● **Set task**: How many lines of these entries include the string "true"? State the number alone.

Start

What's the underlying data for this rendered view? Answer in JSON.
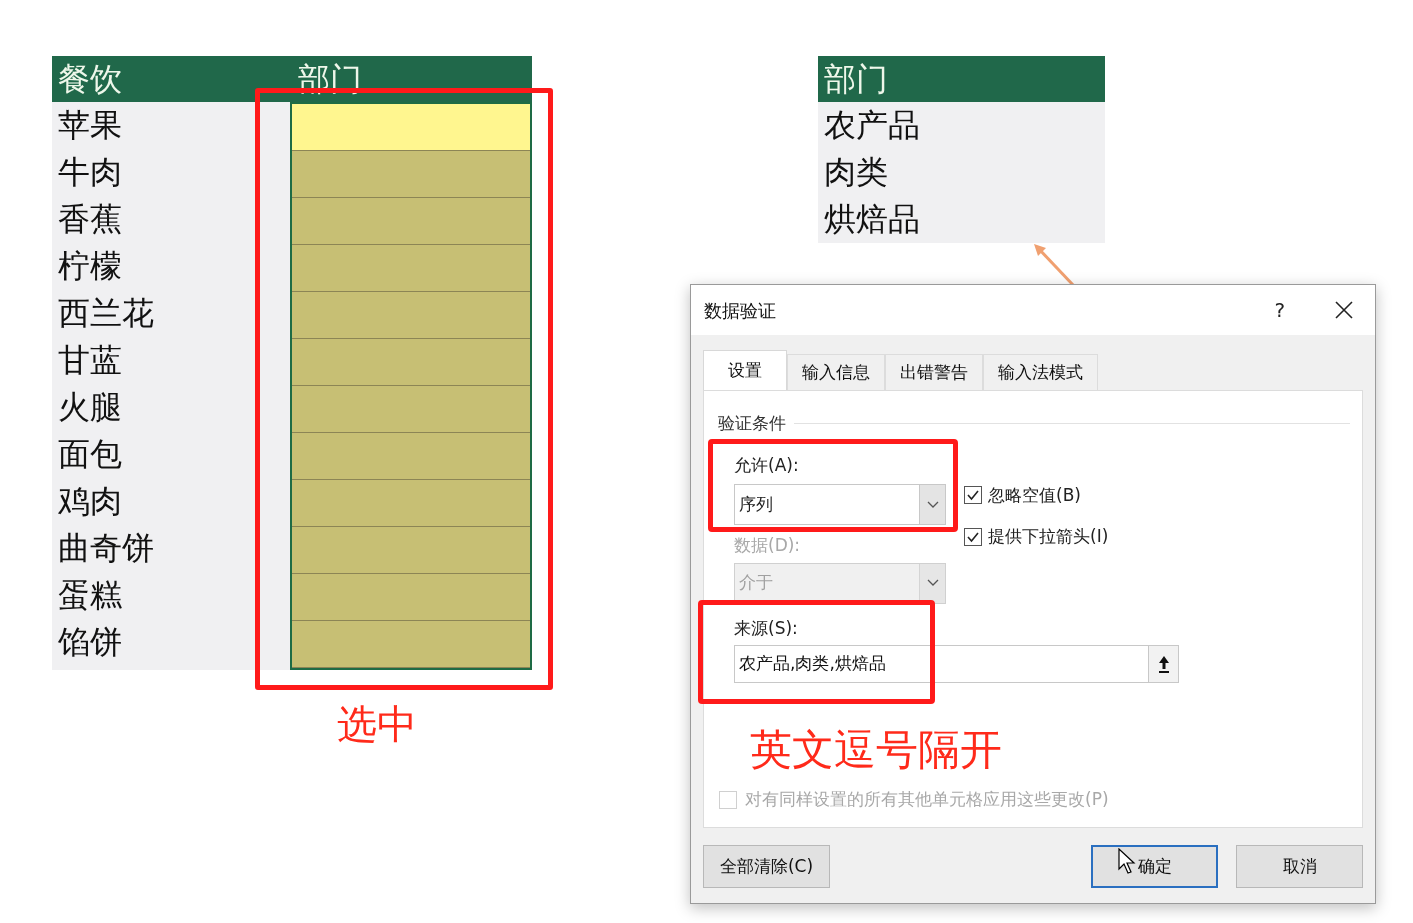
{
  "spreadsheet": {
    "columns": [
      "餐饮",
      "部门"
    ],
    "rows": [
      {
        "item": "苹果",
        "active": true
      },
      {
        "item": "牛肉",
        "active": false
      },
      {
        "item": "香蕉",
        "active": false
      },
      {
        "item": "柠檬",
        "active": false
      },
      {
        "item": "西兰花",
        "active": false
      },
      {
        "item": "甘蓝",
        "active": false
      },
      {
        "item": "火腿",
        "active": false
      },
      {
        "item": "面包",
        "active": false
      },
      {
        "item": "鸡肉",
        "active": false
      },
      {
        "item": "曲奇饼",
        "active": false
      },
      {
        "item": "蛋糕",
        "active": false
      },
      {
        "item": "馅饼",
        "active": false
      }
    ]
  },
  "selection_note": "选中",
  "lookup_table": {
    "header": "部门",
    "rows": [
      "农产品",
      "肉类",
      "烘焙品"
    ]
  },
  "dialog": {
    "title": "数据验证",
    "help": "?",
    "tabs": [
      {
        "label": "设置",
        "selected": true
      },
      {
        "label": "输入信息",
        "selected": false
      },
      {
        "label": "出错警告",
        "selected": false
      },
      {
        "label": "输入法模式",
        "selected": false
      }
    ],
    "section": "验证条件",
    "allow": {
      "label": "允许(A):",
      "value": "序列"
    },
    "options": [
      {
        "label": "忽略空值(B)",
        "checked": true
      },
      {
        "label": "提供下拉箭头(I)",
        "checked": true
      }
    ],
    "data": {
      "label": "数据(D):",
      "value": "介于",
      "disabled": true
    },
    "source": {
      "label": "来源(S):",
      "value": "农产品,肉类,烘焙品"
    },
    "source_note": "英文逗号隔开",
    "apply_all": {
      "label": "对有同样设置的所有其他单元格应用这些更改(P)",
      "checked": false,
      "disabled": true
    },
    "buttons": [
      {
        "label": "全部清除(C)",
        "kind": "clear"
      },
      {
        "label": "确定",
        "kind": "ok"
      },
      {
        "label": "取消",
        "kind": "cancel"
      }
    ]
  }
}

End
Start

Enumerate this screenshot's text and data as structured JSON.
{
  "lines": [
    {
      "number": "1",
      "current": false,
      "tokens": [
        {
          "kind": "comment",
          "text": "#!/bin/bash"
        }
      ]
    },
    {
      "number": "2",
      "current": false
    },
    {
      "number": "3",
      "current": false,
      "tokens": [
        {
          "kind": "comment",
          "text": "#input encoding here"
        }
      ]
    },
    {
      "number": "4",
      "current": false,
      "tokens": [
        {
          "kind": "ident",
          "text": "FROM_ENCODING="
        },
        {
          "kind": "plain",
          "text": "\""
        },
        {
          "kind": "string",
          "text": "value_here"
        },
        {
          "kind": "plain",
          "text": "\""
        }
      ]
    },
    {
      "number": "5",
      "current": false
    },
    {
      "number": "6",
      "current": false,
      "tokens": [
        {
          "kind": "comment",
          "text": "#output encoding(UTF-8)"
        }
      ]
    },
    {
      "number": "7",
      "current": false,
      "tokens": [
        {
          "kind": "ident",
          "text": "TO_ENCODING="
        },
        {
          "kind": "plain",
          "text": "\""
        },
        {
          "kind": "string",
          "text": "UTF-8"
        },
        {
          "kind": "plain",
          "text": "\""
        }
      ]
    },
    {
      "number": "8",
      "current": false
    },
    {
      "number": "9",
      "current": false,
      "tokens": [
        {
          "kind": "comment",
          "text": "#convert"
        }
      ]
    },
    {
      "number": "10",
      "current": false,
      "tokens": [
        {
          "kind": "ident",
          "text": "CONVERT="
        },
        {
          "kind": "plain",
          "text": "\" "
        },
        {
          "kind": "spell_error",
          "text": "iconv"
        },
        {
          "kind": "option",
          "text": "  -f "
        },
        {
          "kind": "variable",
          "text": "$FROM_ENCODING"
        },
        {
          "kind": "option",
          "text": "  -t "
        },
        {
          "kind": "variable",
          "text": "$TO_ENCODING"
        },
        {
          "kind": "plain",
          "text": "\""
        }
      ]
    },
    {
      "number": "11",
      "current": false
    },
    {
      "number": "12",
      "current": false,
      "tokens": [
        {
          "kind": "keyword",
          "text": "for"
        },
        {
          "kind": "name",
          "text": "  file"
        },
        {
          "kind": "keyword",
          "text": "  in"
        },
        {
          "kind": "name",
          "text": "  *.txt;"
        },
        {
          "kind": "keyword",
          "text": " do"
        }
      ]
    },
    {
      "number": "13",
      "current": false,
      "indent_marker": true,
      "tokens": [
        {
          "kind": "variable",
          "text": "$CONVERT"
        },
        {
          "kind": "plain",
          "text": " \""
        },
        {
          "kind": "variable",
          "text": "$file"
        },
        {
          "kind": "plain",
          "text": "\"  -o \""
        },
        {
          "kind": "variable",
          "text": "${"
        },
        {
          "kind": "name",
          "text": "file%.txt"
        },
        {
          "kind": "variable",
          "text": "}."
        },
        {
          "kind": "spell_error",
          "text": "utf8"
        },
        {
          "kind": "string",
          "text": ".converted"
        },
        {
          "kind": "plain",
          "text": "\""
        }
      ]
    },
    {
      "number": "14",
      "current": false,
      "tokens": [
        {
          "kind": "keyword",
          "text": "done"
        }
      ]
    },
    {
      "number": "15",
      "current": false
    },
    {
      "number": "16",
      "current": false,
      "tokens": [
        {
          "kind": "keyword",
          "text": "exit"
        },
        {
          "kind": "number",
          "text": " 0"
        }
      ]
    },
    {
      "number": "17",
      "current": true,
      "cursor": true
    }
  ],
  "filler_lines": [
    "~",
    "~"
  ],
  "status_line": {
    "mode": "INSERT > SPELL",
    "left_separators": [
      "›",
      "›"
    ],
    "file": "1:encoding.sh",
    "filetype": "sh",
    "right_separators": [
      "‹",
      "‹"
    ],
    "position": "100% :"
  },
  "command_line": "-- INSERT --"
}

End

● **Correct result**: 9